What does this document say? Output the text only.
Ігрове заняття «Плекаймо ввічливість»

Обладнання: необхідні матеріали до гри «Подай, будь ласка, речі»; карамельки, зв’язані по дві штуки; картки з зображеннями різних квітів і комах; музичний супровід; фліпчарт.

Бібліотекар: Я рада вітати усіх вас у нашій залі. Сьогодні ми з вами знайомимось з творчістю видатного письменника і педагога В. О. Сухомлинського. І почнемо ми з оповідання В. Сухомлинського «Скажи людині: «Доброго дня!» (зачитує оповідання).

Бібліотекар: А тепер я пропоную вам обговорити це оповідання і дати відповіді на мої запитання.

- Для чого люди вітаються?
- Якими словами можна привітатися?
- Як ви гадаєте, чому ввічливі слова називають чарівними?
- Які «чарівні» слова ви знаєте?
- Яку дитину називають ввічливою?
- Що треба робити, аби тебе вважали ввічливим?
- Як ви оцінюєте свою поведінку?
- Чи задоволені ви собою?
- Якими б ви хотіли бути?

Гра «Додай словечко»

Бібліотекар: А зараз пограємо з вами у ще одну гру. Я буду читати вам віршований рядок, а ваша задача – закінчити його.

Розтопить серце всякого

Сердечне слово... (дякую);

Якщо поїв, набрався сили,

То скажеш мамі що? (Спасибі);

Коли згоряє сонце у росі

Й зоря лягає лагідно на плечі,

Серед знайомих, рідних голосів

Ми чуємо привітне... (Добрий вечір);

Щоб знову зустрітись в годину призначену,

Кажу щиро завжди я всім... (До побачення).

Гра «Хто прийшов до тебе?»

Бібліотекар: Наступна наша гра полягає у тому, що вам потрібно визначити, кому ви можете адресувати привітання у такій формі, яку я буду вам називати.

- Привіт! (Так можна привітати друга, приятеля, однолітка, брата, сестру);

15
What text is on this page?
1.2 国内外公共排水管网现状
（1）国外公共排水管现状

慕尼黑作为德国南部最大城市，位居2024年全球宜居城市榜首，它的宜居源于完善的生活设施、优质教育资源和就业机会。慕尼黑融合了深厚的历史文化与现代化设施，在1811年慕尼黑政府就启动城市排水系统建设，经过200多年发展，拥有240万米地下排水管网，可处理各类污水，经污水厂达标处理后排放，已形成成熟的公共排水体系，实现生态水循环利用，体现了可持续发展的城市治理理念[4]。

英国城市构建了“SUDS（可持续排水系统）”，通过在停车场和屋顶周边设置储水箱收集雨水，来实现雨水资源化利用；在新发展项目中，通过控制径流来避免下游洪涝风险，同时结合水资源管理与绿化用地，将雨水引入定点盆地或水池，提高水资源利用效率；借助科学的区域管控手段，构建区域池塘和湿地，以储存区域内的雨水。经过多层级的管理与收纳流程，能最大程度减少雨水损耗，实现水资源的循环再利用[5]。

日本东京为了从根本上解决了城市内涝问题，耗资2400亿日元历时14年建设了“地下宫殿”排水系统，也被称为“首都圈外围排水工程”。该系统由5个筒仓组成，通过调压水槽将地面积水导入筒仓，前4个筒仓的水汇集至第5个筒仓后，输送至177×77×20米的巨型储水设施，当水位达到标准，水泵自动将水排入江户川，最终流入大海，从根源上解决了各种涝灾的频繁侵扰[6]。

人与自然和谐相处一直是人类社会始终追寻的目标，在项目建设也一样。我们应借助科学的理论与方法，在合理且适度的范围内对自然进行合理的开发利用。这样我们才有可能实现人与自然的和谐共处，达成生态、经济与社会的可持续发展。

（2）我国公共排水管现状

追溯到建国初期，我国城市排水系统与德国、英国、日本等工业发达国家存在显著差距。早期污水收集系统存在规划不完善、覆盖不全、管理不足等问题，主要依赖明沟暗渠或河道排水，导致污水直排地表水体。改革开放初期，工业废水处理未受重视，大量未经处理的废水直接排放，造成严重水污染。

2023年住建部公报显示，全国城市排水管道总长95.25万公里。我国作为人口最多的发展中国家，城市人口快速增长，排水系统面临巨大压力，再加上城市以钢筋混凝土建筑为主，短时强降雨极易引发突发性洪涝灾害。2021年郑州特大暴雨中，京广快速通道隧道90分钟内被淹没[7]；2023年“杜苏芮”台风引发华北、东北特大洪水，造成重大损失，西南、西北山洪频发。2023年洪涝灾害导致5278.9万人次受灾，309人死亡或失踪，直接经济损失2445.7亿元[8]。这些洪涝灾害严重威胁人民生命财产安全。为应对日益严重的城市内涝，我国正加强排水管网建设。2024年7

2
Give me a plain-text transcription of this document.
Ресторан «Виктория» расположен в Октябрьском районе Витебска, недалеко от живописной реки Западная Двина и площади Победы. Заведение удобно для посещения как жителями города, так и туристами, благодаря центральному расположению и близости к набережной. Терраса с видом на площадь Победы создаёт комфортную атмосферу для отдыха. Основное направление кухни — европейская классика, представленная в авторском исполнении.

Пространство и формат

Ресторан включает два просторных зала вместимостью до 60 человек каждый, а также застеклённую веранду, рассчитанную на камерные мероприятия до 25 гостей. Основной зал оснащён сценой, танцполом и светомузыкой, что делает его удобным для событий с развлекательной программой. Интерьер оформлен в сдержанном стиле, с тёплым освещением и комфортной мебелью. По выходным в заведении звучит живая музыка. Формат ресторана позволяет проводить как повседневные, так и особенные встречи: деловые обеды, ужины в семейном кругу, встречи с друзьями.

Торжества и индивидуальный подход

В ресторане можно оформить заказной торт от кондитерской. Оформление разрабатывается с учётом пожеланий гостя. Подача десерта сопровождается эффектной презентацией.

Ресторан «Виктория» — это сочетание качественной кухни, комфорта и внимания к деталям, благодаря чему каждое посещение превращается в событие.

########

_Exercise description_
What is the number of lines that contain "можна"? Reply with that number alone.

_Response to the task_
2